* WHAT THE TASK ASKS *
Provide only the number of lines in the data below that contain the string "broken".

··········

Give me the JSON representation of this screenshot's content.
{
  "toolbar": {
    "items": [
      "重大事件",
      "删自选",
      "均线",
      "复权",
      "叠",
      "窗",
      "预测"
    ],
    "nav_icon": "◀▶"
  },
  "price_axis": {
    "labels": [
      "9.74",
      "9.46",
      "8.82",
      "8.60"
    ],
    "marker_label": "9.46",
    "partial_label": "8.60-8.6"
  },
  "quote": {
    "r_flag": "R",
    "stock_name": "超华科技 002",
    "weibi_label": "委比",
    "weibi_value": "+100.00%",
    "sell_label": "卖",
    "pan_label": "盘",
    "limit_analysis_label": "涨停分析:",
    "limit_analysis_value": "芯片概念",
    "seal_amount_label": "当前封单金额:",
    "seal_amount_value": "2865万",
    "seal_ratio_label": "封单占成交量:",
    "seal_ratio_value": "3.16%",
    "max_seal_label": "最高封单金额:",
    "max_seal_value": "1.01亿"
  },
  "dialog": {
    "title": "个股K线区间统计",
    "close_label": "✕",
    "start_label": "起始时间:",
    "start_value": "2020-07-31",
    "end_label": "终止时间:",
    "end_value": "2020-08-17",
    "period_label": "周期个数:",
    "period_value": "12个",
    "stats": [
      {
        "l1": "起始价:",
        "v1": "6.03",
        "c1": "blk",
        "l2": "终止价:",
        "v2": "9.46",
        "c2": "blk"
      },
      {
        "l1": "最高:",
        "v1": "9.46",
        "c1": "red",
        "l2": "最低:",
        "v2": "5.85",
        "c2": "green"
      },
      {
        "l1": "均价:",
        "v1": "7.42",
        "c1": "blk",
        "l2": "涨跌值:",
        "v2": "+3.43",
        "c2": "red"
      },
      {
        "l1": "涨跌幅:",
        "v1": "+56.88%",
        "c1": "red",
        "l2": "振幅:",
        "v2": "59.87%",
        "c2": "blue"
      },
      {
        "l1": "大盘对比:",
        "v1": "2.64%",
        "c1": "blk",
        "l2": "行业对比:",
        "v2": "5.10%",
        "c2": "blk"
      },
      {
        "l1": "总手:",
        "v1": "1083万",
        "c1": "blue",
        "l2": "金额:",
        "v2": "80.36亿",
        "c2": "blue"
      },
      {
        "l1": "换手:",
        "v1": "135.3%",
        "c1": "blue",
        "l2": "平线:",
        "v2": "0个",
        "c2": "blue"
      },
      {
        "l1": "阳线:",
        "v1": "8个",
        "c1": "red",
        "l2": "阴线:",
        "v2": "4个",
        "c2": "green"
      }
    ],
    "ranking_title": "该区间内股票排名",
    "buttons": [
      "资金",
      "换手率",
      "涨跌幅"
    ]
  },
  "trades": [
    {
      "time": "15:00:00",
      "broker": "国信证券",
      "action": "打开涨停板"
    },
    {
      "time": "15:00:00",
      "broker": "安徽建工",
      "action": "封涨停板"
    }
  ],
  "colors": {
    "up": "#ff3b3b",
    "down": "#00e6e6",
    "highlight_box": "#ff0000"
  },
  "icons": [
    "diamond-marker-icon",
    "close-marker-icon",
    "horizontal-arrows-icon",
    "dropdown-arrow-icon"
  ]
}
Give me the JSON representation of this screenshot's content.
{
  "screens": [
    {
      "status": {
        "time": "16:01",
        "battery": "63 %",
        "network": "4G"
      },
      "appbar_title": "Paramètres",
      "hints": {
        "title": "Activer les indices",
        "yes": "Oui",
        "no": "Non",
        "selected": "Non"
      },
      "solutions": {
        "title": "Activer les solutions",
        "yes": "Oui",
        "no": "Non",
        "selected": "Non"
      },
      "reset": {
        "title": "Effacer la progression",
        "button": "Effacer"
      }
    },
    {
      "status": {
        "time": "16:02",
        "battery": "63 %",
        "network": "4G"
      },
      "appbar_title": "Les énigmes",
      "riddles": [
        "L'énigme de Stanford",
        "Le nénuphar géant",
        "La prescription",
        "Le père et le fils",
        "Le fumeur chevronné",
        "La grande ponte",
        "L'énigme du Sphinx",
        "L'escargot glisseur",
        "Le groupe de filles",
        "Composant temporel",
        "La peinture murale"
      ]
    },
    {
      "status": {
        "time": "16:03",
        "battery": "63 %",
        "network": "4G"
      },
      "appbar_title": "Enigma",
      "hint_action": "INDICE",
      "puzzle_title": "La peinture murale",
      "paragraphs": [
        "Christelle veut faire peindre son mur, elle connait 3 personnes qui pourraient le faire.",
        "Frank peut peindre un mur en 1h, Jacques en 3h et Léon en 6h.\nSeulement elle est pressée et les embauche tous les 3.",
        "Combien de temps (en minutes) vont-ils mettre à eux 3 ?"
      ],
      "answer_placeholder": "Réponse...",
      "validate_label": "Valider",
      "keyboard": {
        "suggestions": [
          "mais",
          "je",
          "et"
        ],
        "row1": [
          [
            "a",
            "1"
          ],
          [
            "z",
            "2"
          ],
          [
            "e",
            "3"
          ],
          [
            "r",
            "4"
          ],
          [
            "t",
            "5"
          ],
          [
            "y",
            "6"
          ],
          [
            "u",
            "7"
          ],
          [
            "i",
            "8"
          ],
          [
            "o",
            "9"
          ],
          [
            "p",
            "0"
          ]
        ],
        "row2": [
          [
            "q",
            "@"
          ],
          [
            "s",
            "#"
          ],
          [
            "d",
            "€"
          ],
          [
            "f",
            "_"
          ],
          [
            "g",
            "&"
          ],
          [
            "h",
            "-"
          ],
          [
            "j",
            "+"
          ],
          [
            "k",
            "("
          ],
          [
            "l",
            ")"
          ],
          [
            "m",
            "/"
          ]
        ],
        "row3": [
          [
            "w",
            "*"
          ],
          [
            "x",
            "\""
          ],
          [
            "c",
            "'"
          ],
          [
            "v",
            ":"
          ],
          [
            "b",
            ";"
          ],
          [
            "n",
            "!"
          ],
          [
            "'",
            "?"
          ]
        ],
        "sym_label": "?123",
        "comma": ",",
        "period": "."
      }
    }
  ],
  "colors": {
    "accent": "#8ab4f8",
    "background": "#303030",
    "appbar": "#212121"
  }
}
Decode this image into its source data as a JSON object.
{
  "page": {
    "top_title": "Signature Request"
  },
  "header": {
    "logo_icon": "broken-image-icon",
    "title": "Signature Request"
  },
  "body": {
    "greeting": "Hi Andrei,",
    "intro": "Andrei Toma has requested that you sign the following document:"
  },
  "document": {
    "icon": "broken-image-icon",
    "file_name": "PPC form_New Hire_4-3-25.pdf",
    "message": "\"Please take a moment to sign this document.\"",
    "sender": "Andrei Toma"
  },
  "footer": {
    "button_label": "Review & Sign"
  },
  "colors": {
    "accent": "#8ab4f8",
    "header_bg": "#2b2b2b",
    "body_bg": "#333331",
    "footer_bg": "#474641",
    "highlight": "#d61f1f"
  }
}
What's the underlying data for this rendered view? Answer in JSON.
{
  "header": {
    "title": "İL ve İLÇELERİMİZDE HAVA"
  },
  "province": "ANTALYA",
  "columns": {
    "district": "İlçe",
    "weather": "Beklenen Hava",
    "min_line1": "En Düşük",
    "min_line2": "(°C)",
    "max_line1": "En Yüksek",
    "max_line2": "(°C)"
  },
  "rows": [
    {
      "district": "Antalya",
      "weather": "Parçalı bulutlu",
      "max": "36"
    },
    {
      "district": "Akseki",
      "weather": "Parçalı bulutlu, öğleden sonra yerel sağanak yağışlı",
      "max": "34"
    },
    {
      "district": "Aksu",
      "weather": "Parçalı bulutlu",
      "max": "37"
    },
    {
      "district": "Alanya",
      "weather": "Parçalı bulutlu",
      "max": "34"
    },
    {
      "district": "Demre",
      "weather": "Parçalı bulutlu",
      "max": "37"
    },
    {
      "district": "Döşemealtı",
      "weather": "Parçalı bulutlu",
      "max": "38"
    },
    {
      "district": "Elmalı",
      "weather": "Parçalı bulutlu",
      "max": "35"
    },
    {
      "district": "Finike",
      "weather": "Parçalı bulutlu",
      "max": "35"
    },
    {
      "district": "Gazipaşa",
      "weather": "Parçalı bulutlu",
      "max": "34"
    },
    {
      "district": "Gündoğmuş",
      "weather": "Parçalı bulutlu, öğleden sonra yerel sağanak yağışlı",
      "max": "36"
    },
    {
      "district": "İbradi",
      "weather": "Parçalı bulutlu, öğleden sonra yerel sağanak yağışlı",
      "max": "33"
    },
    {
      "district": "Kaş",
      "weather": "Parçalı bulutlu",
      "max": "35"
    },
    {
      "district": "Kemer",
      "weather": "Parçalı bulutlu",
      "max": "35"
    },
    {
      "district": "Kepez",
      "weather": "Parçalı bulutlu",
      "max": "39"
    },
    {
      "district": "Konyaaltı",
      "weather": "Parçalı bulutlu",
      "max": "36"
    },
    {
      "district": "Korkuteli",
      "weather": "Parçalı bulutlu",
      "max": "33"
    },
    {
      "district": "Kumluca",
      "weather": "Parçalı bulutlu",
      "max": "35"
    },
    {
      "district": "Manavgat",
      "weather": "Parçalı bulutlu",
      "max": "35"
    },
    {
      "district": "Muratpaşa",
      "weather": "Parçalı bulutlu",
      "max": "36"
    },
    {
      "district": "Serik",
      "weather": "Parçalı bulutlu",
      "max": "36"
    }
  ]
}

··········

* THE ANSWER *
2